■ LISTED ENTRIES:
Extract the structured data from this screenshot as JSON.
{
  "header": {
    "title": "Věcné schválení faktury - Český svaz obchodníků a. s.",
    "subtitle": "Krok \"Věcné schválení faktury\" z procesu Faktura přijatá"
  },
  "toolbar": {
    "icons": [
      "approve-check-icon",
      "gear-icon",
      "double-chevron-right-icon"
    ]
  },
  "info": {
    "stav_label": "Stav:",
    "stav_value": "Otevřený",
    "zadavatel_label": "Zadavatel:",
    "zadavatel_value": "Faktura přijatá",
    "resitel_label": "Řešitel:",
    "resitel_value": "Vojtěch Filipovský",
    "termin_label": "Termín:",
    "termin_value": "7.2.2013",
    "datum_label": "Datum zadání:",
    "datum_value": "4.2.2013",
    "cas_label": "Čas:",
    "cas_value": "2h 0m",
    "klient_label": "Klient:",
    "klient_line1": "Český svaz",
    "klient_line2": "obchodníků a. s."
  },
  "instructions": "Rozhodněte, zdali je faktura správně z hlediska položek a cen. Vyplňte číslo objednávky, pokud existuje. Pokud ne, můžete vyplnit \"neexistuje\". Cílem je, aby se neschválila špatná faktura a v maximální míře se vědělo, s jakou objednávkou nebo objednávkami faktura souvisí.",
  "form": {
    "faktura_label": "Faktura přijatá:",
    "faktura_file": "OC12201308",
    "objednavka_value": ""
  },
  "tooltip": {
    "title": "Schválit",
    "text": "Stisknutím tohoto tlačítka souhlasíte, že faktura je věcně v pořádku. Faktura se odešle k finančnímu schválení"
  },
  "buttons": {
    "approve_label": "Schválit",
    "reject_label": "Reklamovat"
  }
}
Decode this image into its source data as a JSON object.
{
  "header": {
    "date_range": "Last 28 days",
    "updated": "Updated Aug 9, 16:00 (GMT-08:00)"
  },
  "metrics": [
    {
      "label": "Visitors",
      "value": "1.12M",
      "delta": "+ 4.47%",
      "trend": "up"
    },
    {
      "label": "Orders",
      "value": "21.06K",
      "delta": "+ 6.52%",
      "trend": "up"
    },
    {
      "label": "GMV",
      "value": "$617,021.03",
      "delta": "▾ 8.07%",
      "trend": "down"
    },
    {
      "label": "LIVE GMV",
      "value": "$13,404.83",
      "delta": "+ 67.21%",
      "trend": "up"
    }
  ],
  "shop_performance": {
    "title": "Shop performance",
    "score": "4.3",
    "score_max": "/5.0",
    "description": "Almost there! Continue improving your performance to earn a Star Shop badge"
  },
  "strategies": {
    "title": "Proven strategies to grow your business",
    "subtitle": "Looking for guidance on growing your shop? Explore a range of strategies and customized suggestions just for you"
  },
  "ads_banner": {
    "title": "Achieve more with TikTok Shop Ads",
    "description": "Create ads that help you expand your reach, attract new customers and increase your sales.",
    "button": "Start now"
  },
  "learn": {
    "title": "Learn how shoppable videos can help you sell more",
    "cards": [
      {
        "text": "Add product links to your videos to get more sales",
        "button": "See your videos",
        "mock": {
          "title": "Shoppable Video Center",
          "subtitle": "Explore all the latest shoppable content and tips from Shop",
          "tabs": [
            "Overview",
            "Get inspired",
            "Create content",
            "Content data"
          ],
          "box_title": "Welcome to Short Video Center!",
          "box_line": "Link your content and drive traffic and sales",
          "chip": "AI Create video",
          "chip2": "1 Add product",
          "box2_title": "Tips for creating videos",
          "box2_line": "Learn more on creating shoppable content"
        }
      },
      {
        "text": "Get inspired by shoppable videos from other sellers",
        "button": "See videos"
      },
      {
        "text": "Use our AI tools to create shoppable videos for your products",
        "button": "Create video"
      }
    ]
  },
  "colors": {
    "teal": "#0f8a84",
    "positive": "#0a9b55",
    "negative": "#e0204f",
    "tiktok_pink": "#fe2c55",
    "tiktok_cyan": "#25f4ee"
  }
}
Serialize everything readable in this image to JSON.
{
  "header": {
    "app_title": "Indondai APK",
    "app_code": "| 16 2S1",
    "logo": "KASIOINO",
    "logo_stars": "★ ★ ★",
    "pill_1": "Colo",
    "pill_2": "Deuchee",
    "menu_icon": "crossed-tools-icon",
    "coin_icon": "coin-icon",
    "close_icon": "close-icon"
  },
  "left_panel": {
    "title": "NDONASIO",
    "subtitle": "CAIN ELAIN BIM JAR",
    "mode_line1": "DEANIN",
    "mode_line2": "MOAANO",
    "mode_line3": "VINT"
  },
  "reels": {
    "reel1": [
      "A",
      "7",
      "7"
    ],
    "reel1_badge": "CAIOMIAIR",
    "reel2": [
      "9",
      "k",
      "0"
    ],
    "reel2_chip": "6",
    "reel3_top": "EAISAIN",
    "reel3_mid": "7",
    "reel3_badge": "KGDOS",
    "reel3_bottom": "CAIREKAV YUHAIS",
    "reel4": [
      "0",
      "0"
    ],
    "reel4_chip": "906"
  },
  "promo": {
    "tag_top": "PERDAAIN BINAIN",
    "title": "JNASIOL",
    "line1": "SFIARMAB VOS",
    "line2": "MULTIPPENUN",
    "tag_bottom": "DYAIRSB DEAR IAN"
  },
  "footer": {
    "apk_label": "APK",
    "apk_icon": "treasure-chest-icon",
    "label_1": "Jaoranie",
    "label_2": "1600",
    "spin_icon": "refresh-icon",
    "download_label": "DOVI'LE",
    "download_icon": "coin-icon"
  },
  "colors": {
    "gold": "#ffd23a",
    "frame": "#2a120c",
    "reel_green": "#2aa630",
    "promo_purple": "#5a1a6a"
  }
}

■ EXERCISE DIRECTIONS:
Return each line where "faktury" shows up.

■ THE REPLY:
    "title": "Věcné schválení faktury - Český svaz obchodníků a. s.",
    "subtitle": "Krok \"Věcné schválení faktury\" z procesu Faktura přijatá"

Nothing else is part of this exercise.